-- start DATA LINES --

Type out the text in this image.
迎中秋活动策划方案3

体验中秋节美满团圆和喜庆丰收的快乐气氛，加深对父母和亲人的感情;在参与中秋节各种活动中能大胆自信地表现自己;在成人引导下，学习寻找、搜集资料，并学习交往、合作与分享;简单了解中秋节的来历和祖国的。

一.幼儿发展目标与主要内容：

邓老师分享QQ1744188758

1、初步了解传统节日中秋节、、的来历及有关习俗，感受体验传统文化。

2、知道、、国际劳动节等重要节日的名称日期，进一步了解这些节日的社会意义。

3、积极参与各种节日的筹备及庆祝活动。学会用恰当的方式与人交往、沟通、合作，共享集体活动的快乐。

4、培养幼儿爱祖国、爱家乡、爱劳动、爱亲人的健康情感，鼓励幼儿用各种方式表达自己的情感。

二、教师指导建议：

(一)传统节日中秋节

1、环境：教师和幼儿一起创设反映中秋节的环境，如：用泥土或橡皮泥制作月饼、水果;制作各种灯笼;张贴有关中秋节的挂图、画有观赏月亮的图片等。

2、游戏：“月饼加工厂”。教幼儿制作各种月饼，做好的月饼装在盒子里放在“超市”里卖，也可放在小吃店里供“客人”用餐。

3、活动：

-- end DATA LINES --

• EXERCISE REQUIREMENTS:
The records above should be restated word for word, please.

• PROBLEM SOLUTION:
Type out the text in this image.
迎中秋活动策划方案3

体验中秋节美满团圆和喜庆丰收的快乐气氛，加深对父母和亲人的感情;在参与中秋节各种活动中能大胆自信地表现自己;在成人引导下，学习寻找、搜集资料，并学习交往、合作与分享;简单了解中秋节的来历和祖国的。

一.幼儿发展目标与主要内容：

邓老师分享QQ1744188758

1、初步了解传统节日中秋节、、的来历及有关习俗，感受体验传统文化。

2、知道、、国际劳动节等重要节日的名称日期，进一步了解这些节日的社会意义。

3、积极参与各种节日的筹备及庆祝活动。学会用恰当的方式与人交往、沟通、合作，共享集体活动的快乐。

4、培养幼儿爱祖国、爱家乡、爱劳动、爱亲人的健康情感，鼓励幼儿用各种方式表达自己的情感。

二、教师指导建议：

(一)传统节日中秋节

1、环境：教师和幼儿一起创设反映中秋节的环境，如：用泥土或橡皮泥制作月饼、水果;制作各种灯笼;张贴有关中秋节的挂图、画有观赏月亮的图片等。

2、游戏：“月饼加工厂”。教幼儿制作各种月饼，做好的月饼装在盒子里放在“超市”里卖，也可放在小吃店里供“客人”用餐。

3、活动：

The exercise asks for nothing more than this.